The request ::
All of the data should be repeated exactly; pictures are not part of the copy.

-- BEGIN Data for this exercise --

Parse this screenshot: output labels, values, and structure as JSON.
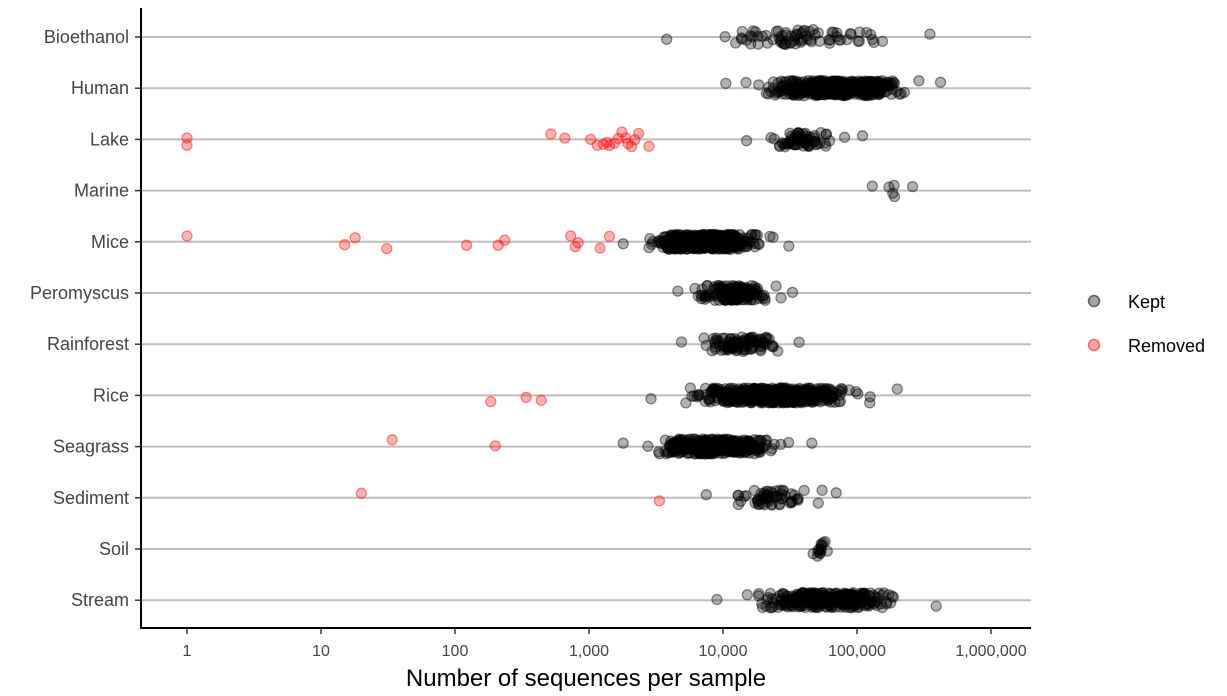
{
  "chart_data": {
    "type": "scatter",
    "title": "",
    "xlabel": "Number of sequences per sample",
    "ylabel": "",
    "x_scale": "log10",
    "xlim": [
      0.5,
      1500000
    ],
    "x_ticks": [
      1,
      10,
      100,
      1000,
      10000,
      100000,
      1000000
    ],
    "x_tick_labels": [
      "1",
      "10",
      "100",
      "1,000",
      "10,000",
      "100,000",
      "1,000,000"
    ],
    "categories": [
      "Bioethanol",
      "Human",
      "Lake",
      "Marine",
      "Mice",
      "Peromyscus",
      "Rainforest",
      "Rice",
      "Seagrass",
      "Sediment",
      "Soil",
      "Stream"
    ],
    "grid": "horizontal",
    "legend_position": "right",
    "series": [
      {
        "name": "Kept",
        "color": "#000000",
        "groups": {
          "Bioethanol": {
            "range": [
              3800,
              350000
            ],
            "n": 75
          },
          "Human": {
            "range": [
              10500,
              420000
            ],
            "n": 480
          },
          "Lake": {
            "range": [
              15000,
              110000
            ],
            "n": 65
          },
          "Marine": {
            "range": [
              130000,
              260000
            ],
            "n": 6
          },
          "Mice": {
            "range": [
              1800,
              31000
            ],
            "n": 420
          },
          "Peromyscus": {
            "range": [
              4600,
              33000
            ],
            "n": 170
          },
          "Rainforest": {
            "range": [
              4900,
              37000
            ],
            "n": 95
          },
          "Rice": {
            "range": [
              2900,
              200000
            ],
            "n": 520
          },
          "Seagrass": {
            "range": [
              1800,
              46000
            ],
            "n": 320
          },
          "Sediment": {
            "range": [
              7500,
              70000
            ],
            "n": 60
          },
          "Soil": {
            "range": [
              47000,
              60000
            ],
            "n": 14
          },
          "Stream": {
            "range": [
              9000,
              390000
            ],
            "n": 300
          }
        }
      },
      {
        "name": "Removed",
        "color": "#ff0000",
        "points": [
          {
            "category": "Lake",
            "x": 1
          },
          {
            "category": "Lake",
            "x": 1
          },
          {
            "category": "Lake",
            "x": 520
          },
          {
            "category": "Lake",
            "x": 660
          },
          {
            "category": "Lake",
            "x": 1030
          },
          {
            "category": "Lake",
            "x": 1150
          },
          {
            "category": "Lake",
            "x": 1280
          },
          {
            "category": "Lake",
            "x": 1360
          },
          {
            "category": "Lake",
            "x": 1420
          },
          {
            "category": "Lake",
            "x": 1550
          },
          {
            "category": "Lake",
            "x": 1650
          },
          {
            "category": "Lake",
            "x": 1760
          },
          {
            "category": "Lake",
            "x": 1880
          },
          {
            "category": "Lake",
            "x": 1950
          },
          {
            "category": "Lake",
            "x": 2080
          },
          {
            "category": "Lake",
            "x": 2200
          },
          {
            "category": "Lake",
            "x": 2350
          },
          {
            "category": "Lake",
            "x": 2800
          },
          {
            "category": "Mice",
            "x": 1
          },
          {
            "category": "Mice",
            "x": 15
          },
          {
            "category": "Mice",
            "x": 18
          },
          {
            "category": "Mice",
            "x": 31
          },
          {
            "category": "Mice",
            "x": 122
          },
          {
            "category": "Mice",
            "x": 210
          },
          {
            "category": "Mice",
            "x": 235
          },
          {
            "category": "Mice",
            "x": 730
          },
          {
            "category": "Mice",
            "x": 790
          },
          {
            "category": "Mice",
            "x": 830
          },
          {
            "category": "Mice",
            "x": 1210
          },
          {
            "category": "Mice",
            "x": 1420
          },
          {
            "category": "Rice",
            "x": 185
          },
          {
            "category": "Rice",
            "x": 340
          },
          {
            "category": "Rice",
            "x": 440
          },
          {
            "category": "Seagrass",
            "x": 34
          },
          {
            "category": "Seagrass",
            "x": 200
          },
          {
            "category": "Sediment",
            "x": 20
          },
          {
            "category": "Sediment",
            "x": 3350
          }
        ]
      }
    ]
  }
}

-- END Data for this exercise --

Task result ::
Parse this screenshot: output labels, values, and structure as JSON.
{
  "chart_data": {
    "type": "scatter",
    "title": "",
    "xlabel": "Number of sequences per sample",
    "ylabel": "",
    "x_scale": "log10",
    "xlim": [
      0.5,
      1500000
    ],
    "x_ticks": [
      1,
      10,
      100,
      1000,
      10000,
      100000,
      1000000
    ],
    "x_tick_labels": [
      "1",
      "10",
      "100",
      "1,000",
      "10,000",
      "100,000",
      "1,000,000"
    ],
    "categories": [
      "Bioethanol",
      "Human",
      "Lake",
      "Marine",
      "Mice",
      "Peromyscus",
      "Rainforest",
      "Rice",
      "Seagrass",
      "Sediment",
      "Soil",
      "Stream"
    ],
    "grid": "horizontal",
    "legend_position": "right",
    "series": [
      {
        "name": "Kept",
        "color": "#000000",
        "groups": {
          "Bioethanol": {
            "range": [
              3800,
              350000
            ],
            "n": 75
          },
          "Human": {
            "range": [
              10500,
              420000
            ],
            "n": 480
          },
          "Lake": {
            "range": [
              15000,
              110000
            ],
            "n": 65
          },
          "Marine": {
            "range": [
              130000,
              260000
            ],
            "n": 6
          },
          "Mice": {
            "range": [
              1800,
              31000
            ],
            "n": 420
          },
          "Peromyscus": {
            "range": [
              4600,
              33000
            ],
            "n": 170
          },
          "Rainforest": {
            "range": [
              4900,
              37000
            ],
            "n": 95
          },
          "Rice": {
            "range": [
              2900,
              200000
            ],
            "n": 520
          },
          "Seagrass": {
            "range": [
              1800,
              46000
            ],
            "n": 320
          },
          "Sediment": {
            "range": [
              7500,
              70000
            ],
            "n": 60
          },
          "Soil": {
            "range": [
              47000,
              60000
            ],
            "n": 14
          },
          "Stream": {
            "range": [
              9000,
              390000
            ],
            "n": 300
          }
        }
      },
      {
        "name": "Removed",
        "color": "#ff0000",
        "points": [
          {
            "category": "Lake",
            "x": 1
          },
          {
            "category": "Lake",
            "x": 1
          },
          {
            "category": "Lake",
            "x": 520
          },
          {
            "category": "Lake",
            "x": 660
          },
          {
            "category": "Lake",
            "x": 1030
          },
          {
            "category": "Lake",
            "x": 1150
          },
          {
            "category": "Lake",
            "x": 1280
          },
          {
            "category": "Lake",
            "x": 1360
          },
          {
            "category": "Lake",
            "x": 1420
          },
          {
            "category": "Lake",
            "x": 1550
          },
          {
            "category": "Lake",
            "x": 1650
          },
          {
            "category": "Lake",
            "x": 1760
          },
          {
            "category": "Lake",
            "x": 1880
          },
          {
            "category": "Lake",
            "x": 1950
          },
          {
            "category": "Lake",
            "x": 2080
          },
          {
            "category": "Lake",
            "x": 2200
          },
          {
            "category": "Lake",
            "x": 2350
          },
          {
            "category": "Lake",
            "x": 2800
          },
          {
            "category": "Mice",
            "x": 1
          },
          {
            "category": "Mice",
            "x": 15
          },
          {
            "category": "Mice",
            "x": 18
          },
          {
            "category": "Mice",
            "x": 31
          },
          {
            "category": "Mice",
            "x": 122
          },
          {
            "category": "Mice",
            "x": 210
          },
          {
            "category": "Mice",
            "x": 235
          },
          {
            "category": "Mice",
            "x": 730
          },
          {
            "category": "Mice",
            "x": 790
          },
          {
            "category": "Mice",
            "x": 830
          },
          {
            "category": "Mice",
            "x": 1210
          },
          {
            "category": "Mice",
            "x": 1420
          },
          {
            "category": "Rice",
            "x": 185
          },
          {
            "category": "Rice",
            "x": 340
          },
          {
            "category": "Rice",
            "x": 440
          },
          {
            "category": "Seagrass",
            "x": 34
          },
          {
            "category": "Seagrass",
            "x": 200
          },
          {
            "category": "Sediment",
            "x": 20
          },
          {
            "category": "Sediment",
            "x": 3350
          }
        ]
      }
    ]
  }
}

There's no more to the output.